# OBJECTIVE:
Leave out the pictures, then reproduce the rest of the material exactly.

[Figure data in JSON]

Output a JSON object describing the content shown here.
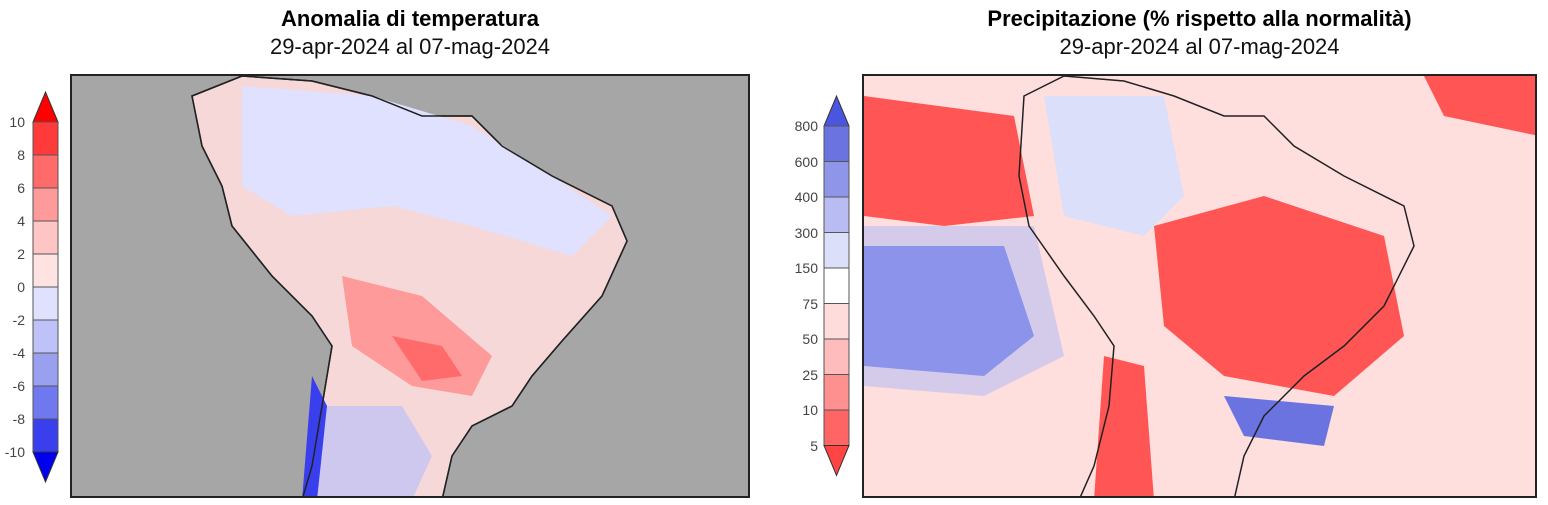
{
  "left": {
    "title": "Anomalia di temperatura",
    "subtitle": "29-apr-2024 al 07-mag-2024",
    "colorbar": {
      "ticks": [
        "10",
        "8",
        "6",
        "4",
        "2",
        "0",
        "-2",
        "-4",
        "-6",
        "-8",
        "-10"
      ],
      "colors": [
        "#ff3a3a",
        "#ff6b6b",
        "#ff9a9a",
        "#ffc4c4",
        "#ffe3e3",
        "#dfe1ff",
        "#bfc2f8",
        "#9aa0f0",
        "#6f78ee",
        "#3a3fee"
      ],
      "top_arrow": "#ff0000",
      "bottom_arrow": "#0000ee"
    },
    "ocean_color": "#a6a6a6"
  },
  "right": {
    "title": "Precipitazione (% rispetto alla normalità)",
    "subtitle": "29-apr-2024 al 07-mag-2024",
    "colorbar": {
      "ticks": [
        "800",
        "600",
        "400",
        "300",
        "150",
        "75",
        "50",
        "25",
        "10",
        "5"
      ],
      "colors": [
        "#6a73e0",
        "#8f95e8",
        "#b8bcf2",
        "#dcdff9",
        "#ffffff",
        "#ffdcdc",
        "#ffbcbc",
        "#ff9090",
        "#ff6565"
      ],
      "top_arrow": "#4a55e0",
      "bottom_arrow": "#ff4444"
    }
  }
}
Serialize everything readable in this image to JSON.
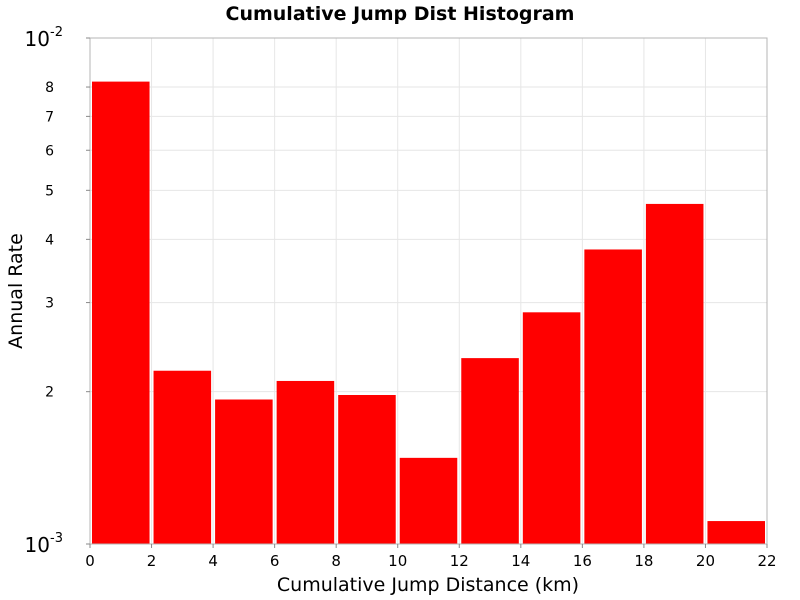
{
  "chart_data": {
    "type": "bar",
    "title": "Cumulative Jump Dist Histogram",
    "xlabel": "Cumulative Jump Distance (km)",
    "ylabel": "Annual Rate",
    "y_scale": "log",
    "xlim": [
      0,
      22
    ],
    "ylim": [
      0.001,
      0.01
    ],
    "grid": true,
    "bar_color": "#ff0000",
    "x_ticks": [
      0,
      2,
      4,
      6,
      8,
      10,
      12,
      14,
      16,
      18,
      20,
      22
    ],
    "y_minor_ticks": [
      {
        "value": 0.002,
        "label": "2"
      },
      {
        "value": 0.003,
        "label": "3"
      },
      {
        "value": 0.004,
        "label": "4"
      },
      {
        "value": 0.005,
        "label": "5"
      },
      {
        "value": 0.006,
        "label": "6"
      },
      {
        "value": 0.007,
        "label": "7"
      },
      {
        "value": 0.008,
        "label": "8"
      }
    ],
    "y_major_ticks": [
      {
        "value": 0.001,
        "base": "10",
        "exponent": "-3"
      },
      {
        "value": 0.01,
        "base": "10",
        "exponent": "-2"
      }
    ],
    "bins": [
      {
        "x0": 0,
        "x1": 2,
        "value": 0.0082
      },
      {
        "x0": 2,
        "x1": 4,
        "value": 0.0022
      },
      {
        "x0": 4,
        "x1": 6,
        "value": 0.00193
      },
      {
        "x0": 6,
        "x1": 8,
        "value": 0.0021
      },
      {
        "x0": 8,
        "x1": 10,
        "value": 0.00197
      },
      {
        "x0": 10,
        "x1": 12,
        "value": 0.00148
      },
      {
        "x0": 12,
        "x1": 14,
        "value": 0.00233
      },
      {
        "x0": 14,
        "x1": 16,
        "value": 0.00287
      },
      {
        "x0": 16,
        "x1": 18,
        "value": 0.00382
      },
      {
        "x0": 18,
        "x1": 20,
        "value": 0.0047
      },
      {
        "x0": 20,
        "x1": 22,
        "value": 0.00111
      }
    ]
  }
}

# ANSWER TO THE TASK:
Output a JSON object describing the content shown here.
{
  "left": {
    "title": "Anomalia di temperatura",
    "subtitle": "29-apr-2024 al 07-mag-2024",
    "colorbar": {
      "ticks": [
        "10",
        "8",
        "6",
        "4",
        "2",
        "0",
        "-2",
        "-4",
        "-6",
        "-8",
        "-10"
      ],
      "colors": [
        "#ff3a3a",
        "#ff6b6b",
        "#ff9a9a",
        "#ffc4c4",
        "#ffe3e3",
        "#dfe1ff",
        "#bfc2f8",
        "#9aa0f0",
        "#6f78ee",
        "#3a3fee"
      ],
      "top_arrow": "#ff0000",
      "bottom_arrow": "#0000ee"
    },
    "ocean_color": "#a6a6a6"
  },
  "right": {
    "title": "Precipitazione (% rispetto alla normalità)",
    "subtitle": "29-apr-2024 al 07-mag-2024",
    "colorbar": {
      "ticks": [
        "800",
        "600",
        "400",
        "300",
        "150",
        "75",
        "50",
        "25",
        "10",
        "5"
      ],
      "colors": [
        "#6a73e0",
        "#8f95e8",
        "#b8bcf2",
        "#dcdff9",
        "#ffffff",
        "#ffdcdc",
        "#ffbcbc",
        "#ff9090",
        "#ff6565"
      ],
      "top_arrow": "#4a55e0",
      "bottom_arrow": "#ff4444"
    }
  }
}
Serialize everything readable in this image to JSON.
{
  "chart_data": {
    "type": "bar",
    "title": "Cumulative Jump Dist Histogram",
    "xlabel": "Cumulative Jump Distance (km)",
    "ylabel": "Annual Rate",
    "y_scale": "log",
    "xlim": [
      0,
      22
    ],
    "ylim": [
      0.001,
      0.01
    ],
    "grid": true,
    "bar_color": "#ff0000",
    "x_ticks": [
      0,
      2,
      4,
      6,
      8,
      10,
      12,
      14,
      16,
      18,
      20,
      22
    ],
    "y_minor_ticks": [
      {
        "value": 0.002,
        "label": "2"
      },
      {
        "value": 0.003,
        "label": "3"
      },
      {
        "value": 0.004,
        "label": "4"
      },
      {
        "value": 0.005,
        "label": "5"
      },
      {
        "value": 0.006,
        "label": "6"
      },
      {
        "value": 0.007,
        "label": "7"
      },
      {
        "value": 0.008,
        "label": "8"
      }
    ],
    "y_major_ticks": [
      {
        "value": 0.001,
        "base": "10",
        "exponent": "-3"
      },
      {
        "value": 0.01,
        "base": "10",
        "exponent": "-2"
      }
    ],
    "bins": [
      {
        "x0": 0,
        "x1": 2,
        "value": 0.0082
      },
      {
        "x0": 2,
        "x1": 4,
        "value": 0.0022
      },
      {
        "x0": 4,
        "x1": 6,
        "value": 0.00193
      },
      {
        "x0": 6,
        "x1": 8,
        "value": 0.0021
      },
      {
        "x0": 8,
        "x1": 10,
        "value": 0.00197
      },
      {
        "x0": 10,
        "x1": 12,
        "value": 0.00148
      },
      {
        "x0": 12,
        "x1": 14,
        "value": 0.00233
      },
      {
        "x0": 14,
        "x1": 16,
        "value": 0.00287
      },
      {
        "x0": 16,
        "x1": 18,
        "value": 0.00382
      },
      {
        "x0": 18,
        "x1": 20,
        "value": 0.0047
      },
      {
        "x0": 20,
        "x1": 22,
        "value": 0.00111
      }
    ]
  }
}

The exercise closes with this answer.